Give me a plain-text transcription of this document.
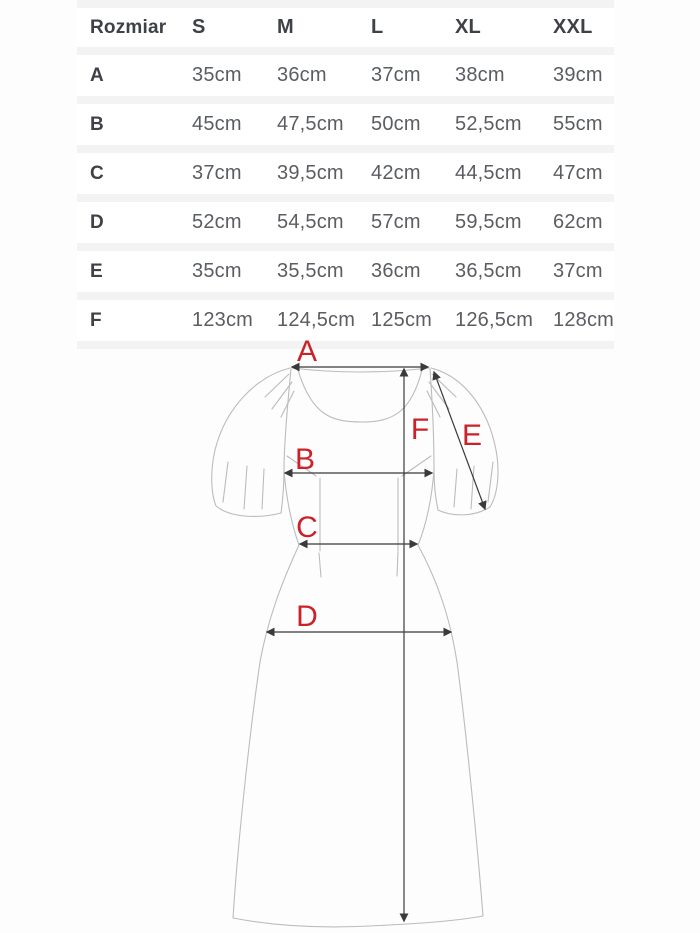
Rozmiar	S	M	L	XL	XXL
A	35cm	36cm	37cm	38cm	39cm
B	45cm	47,5cm	50cm	52,5cm	55cm
C	37cm	39,5cm	42cm	44,5cm	47cm
D	52cm	54,5cm	57cm	59,5cm	62cm
E	35cm	35,5cm	36cm	36,5cm	37cm
F	123cm	124,5cm 125cm	126,5cm 128cm
A
B
C
D
E
F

- [Work to do]: Transcribe the records word for word and include no pictures.

- [The solution]:
Give me a plain-text transcription of this document.
Rozmiar	S	M	L	XL	XXL
A	35cm	36cm	37cm	38cm	39cm
B	45cm	47,5cm	50cm	52,5cm	55cm
C	37cm	39,5cm	42cm	44,5cm	47cm
D	52cm	54,5cm	57cm	59,5cm	62cm
E	35cm	35,5cm	36cm	36,5cm	37cm
F	123cm	124,5cm 125cm	126,5cm 128cm
A
B
C
D
E
F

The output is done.